> _Your instructions_:
Below is a set of records; print all of them exactly as written.

(Extracted data entries)
....................

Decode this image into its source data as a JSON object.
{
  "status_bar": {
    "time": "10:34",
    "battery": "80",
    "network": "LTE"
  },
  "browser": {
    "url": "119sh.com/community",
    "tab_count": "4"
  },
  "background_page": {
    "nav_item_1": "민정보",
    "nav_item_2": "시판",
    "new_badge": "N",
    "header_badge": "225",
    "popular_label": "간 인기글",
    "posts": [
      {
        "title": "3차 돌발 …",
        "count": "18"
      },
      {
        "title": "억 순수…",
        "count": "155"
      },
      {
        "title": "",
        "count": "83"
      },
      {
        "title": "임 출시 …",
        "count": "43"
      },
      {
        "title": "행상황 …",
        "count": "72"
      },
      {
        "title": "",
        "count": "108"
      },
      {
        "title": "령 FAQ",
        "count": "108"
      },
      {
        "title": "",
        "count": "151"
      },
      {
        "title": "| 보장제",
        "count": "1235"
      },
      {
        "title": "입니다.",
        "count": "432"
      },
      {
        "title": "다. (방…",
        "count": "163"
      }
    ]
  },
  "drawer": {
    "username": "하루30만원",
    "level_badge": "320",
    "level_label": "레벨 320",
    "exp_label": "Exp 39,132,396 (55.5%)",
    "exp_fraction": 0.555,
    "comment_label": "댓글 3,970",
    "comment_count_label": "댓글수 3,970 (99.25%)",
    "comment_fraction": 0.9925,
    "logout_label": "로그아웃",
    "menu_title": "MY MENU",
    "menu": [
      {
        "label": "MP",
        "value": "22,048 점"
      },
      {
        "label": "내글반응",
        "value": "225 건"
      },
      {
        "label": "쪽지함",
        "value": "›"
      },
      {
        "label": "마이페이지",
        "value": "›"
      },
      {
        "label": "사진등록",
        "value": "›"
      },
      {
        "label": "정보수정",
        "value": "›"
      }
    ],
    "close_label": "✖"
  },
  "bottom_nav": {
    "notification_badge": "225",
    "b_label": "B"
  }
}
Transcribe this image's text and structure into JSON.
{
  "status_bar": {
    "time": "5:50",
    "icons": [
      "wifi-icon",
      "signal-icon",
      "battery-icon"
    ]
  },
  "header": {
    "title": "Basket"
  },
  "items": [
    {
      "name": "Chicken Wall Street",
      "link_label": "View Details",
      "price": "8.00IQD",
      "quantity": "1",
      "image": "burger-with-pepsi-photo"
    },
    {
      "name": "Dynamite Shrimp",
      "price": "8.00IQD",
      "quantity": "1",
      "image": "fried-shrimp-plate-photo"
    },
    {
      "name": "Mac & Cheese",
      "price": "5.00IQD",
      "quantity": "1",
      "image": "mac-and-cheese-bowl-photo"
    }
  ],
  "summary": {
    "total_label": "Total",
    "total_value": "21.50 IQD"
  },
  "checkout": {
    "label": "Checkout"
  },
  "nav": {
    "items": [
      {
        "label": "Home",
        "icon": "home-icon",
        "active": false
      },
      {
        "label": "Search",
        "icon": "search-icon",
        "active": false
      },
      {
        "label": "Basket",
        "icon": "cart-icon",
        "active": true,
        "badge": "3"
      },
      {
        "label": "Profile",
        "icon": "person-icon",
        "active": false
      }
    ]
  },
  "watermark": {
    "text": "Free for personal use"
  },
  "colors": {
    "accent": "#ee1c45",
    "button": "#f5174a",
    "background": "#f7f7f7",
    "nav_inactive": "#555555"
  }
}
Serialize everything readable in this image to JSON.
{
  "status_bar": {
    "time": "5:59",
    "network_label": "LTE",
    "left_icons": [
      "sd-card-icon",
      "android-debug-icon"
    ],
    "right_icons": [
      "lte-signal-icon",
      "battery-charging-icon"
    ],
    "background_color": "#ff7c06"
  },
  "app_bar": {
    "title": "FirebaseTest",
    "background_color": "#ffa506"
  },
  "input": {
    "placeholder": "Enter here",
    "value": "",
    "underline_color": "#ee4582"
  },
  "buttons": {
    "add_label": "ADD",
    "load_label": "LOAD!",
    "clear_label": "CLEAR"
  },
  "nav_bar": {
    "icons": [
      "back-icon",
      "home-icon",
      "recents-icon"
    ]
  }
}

....................

> _Task result_:
Decode this image into its source data as a JSON object.
{
  "status_bar": {
    "time": "10:34",
    "battery": "80",
    "network": "LTE"
  },
  "browser": {
    "url": "119sh.com/community",
    "tab_count": "4"
  },
  "background_page": {
    "nav_item_1": "민정보",
    "nav_item_2": "시판",
    "new_badge": "N",
    "header_badge": "225",
    "popular_label": "간 인기글",
    "posts": [
      {
        "title": "3차 돌발 …",
        "count": "18"
      },
      {
        "title": "억 순수…",
        "count": "155"
      },
      {
        "title": "",
        "count": "83"
      },
      {
        "title": "임 출시 …",
        "count": "43"
      },
      {
        "title": "행상황 …",
        "count": "72"
      },
      {
        "title": "",
        "count": "108"
      },
      {
        "title": "령 FAQ",
        "count": "108"
      },
      {
        "title": "",
        "count": "151"
      },
      {
        "title": "| 보장제",
        "count": "1235"
      },
      {
        "title": "입니다.",
        "count": "432"
      },
      {
        "title": "다. (방…",
        "count": "163"
      }
    ]
  },
  "drawer": {
    "username": "하루30만원",
    "level_badge": "320",
    "level_label": "레벨 320",
    "exp_label": "Exp 39,132,396 (55.5%)",
    "exp_fraction": 0.555,
    "comment_label": "댓글 3,970",
    "comment_count_label": "댓글수 3,970 (99.25%)",
    "comment_fraction": 0.9925,
    "logout_label": "로그아웃",
    "menu_title": "MY MENU",
    "menu": [
      {
        "label": "MP",
        "value": "22,048 점"
      },
      {
        "label": "내글반응",
        "value": "225 건"
      },
      {
        "label": "쪽지함",
        "value": "›"
      },
      {
        "label": "마이페이지",
        "value": "›"
      },
      {
        "label": "사진등록",
        "value": "›"
      },
      {
        "label": "정보수정",
        "value": "›"
      }
    ],
    "close_label": "✖"
  },
  "bottom_nav": {
    "notification_badge": "225",
    "b_label": "B"
  }
}
Transcribe this image's text and structure into JSON.
{
  "status_bar": {
    "time": "5:50",
    "icons": [
      "wifi-icon",
      "signal-icon",
      "battery-icon"
    ]
  },
  "header": {
    "title": "Basket"
  },
  "items": [
    {
      "name": "Chicken Wall Street",
      "link_label": "View Details",
      "price": "8.00IQD",
      "quantity": "1",
      "image": "burger-with-pepsi-photo"
    },
    {
      "name": "Dynamite Shrimp",
      "price": "8.00IQD",
      "quantity": "1",
      "image": "fried-shrimp-plate-photo"
    },
    {
      "name": "Mac & Cheese",
      "price": "5.00IQD",
      "quantity": "1",
      "image": "mac-and-cheese-bowl-photo"
    }
  ],
  "summary": {
    "total_label": "Total",
    "total_value": "21.50 IQD"
  },
  "checkout": {
    "label": "Checkout"
  },
  "nav": {
    "items": [
      {
        "label": "Home",
        "icon": "home-icon",
        "active": false
      },
      {
        "label": "Search",
        "icon": "search-icon",
        "active": false
      },
      {
        "label": "Basket",
        "icon": "cart-icon",
        "active": true,
        "badge": "3"
      },
      {
        "label": "Profile",
        "icon": "person-icon",
        "active": false
      }
    ]
  },
  "watermark": {
    "text": "Free for personal use"
  },
  "colors": {
    "accent": "#ee1c45",
    "button": "#f5174a",
    "background": "#f7f7f7",
    "nav_inactive": "#555555"
  }
}
Serialize everything readable in this image to JSON.
{
  "status_bar": {
    "time": "5:59",
    "network_label": "LTE",
    "left_icons": [
      "sd-card-icon",
      "android-debug-icon"
    ],
    "right_icons": [
      "lte-signal-icon",
      "battery-charging-icon"
    ],
    "background_color": "#ff7c06"
  },
  "app_bar": {
    "title": "FirebaseTest",
    "background_color": "#ffa506"
  },
  "input": {
    "placeholder": "Enter here",
    "value": "",
    "underline_color": "#ee4582"
  },
  "buttons": {
    "add_label": "ADD",
    "load_label": "LOAD!",
    "clear_label": "CLEAR"
  },
  "nav_bar": {
    "icons": [
      "back-icon",
      "home-icon",
      "recents-icon"
    ]
  }
}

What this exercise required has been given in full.